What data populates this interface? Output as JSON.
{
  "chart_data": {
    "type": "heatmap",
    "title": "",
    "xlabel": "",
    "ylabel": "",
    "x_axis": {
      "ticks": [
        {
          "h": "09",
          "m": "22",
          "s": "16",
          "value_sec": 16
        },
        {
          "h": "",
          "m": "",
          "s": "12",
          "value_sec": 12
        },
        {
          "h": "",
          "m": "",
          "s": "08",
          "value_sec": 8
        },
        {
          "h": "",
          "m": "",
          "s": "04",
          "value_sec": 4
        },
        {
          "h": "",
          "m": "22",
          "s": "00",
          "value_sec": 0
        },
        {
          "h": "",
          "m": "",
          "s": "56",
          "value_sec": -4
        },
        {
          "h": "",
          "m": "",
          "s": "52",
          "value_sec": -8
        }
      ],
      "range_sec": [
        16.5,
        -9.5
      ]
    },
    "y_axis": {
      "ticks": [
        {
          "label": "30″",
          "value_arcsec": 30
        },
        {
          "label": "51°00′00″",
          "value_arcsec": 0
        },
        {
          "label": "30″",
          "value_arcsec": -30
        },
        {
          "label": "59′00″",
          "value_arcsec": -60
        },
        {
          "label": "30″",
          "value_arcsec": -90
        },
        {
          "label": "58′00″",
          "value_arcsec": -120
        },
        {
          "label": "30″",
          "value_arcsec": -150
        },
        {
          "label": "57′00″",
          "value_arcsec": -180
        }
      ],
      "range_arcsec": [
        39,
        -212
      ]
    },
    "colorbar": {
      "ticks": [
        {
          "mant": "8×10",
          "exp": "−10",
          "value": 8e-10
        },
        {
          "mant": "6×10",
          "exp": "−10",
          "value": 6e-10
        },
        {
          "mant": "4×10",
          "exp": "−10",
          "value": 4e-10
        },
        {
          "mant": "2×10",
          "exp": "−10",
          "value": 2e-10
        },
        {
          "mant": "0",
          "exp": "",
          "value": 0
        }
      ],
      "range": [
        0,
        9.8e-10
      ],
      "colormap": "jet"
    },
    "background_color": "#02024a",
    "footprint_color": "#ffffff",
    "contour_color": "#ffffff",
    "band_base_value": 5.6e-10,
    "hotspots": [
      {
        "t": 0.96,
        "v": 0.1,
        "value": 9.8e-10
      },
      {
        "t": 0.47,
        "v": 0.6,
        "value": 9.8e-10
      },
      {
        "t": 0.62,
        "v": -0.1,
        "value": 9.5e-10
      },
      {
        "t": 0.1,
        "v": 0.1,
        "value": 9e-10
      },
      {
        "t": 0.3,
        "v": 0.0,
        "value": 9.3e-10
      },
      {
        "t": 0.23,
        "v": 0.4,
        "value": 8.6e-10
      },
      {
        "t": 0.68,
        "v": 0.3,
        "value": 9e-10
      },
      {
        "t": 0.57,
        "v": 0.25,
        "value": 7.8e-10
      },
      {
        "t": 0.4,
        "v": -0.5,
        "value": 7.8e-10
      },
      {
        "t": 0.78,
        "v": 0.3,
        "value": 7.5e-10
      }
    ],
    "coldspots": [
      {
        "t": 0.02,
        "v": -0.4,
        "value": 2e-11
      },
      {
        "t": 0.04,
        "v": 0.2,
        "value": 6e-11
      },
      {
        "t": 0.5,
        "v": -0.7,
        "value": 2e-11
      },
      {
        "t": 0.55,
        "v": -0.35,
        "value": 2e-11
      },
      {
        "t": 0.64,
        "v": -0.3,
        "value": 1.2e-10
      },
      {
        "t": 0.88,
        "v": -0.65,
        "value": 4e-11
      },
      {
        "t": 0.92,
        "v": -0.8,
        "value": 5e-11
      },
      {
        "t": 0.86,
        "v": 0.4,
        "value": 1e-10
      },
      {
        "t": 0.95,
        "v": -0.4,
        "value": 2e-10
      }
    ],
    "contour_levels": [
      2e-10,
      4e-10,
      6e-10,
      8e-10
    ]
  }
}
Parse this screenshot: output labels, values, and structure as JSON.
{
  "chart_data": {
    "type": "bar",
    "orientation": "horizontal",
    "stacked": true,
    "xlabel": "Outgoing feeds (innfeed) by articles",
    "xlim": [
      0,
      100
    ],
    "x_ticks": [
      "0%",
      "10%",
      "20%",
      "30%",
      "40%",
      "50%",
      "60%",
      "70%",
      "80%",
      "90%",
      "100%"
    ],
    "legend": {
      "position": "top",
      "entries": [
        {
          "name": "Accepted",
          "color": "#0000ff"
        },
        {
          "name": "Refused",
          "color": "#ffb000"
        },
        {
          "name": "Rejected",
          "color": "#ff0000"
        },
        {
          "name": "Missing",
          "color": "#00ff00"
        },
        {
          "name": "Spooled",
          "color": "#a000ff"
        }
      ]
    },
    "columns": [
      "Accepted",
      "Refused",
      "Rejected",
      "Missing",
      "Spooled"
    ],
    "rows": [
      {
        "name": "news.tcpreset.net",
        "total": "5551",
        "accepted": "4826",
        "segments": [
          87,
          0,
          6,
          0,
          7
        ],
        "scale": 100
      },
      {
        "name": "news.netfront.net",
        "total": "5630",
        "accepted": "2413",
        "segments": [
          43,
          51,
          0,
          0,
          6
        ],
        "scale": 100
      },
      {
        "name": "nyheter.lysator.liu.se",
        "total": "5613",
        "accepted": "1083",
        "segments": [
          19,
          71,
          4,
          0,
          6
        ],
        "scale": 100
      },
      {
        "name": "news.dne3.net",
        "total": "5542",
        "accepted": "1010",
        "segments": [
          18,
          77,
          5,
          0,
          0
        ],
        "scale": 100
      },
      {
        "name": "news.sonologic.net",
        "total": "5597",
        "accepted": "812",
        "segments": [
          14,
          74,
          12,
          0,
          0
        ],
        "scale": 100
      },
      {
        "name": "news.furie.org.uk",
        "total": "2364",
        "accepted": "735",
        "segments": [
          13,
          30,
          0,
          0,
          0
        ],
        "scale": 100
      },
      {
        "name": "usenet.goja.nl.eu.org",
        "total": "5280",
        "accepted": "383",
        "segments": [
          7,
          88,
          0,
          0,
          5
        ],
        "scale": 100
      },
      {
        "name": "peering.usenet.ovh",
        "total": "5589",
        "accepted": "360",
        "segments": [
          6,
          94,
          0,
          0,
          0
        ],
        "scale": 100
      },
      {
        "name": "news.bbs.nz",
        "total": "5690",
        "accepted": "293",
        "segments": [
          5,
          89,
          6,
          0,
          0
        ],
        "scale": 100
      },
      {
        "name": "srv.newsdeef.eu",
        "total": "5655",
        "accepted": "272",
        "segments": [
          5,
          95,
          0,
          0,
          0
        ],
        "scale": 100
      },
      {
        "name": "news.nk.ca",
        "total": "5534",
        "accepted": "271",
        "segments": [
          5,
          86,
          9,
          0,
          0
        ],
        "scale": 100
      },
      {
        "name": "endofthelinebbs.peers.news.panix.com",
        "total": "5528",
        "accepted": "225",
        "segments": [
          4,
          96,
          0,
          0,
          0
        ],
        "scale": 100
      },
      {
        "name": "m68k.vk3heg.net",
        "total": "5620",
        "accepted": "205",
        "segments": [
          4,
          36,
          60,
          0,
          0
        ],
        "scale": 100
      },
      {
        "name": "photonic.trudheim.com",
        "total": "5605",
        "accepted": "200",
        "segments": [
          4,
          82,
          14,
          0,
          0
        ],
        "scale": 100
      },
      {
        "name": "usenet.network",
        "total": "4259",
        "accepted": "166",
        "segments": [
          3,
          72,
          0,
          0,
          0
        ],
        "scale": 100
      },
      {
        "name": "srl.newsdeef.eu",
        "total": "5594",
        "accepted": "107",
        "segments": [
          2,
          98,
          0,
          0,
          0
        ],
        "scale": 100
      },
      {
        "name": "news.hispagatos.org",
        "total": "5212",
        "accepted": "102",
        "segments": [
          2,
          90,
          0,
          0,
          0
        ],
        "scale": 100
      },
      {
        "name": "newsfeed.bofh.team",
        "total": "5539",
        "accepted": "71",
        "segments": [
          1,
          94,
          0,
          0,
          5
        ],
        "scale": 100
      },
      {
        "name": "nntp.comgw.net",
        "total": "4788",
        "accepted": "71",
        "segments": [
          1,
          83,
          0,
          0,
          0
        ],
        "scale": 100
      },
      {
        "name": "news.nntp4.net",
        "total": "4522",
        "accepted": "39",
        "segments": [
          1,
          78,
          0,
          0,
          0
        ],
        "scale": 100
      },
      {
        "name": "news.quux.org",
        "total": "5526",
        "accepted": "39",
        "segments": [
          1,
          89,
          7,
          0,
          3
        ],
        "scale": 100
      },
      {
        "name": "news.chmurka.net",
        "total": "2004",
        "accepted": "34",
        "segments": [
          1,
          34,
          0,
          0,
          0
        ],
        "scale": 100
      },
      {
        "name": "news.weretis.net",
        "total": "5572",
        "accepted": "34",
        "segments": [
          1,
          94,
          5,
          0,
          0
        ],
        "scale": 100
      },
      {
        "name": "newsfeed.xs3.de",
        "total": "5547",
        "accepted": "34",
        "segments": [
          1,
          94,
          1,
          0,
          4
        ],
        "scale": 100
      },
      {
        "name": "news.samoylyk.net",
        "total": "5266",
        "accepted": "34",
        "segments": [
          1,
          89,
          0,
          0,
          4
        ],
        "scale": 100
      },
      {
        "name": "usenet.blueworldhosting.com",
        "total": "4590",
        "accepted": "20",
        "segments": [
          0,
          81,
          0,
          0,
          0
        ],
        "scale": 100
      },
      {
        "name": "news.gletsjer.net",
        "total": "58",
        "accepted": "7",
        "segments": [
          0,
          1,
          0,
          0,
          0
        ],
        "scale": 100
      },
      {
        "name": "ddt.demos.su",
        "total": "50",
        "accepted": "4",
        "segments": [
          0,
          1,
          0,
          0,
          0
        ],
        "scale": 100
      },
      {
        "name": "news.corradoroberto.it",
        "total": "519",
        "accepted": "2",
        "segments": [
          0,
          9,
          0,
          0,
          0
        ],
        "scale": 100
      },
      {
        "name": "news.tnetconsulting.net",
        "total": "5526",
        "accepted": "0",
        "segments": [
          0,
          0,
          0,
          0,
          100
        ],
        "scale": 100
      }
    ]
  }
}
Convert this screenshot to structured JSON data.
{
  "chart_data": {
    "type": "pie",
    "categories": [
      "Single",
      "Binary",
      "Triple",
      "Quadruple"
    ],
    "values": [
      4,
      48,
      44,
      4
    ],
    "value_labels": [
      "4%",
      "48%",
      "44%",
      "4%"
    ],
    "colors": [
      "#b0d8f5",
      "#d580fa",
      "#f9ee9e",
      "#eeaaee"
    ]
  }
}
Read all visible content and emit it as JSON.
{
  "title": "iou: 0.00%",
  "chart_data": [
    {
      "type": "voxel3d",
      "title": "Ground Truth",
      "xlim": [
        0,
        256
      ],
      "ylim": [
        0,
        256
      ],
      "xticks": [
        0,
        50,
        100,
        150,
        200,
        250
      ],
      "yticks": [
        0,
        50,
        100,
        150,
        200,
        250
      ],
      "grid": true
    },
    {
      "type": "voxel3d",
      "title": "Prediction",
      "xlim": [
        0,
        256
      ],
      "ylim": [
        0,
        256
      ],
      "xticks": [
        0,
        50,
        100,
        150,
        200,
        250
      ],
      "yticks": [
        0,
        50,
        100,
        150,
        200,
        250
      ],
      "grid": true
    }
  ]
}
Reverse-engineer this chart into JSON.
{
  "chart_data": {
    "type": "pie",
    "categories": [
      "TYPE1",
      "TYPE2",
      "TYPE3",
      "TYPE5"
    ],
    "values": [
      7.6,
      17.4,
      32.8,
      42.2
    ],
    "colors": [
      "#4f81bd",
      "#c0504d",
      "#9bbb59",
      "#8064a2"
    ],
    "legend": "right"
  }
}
____
Instruction
Find how many lines of the listing include the string "newsfeed" and give that number, nothing else.

Output for this exercise
2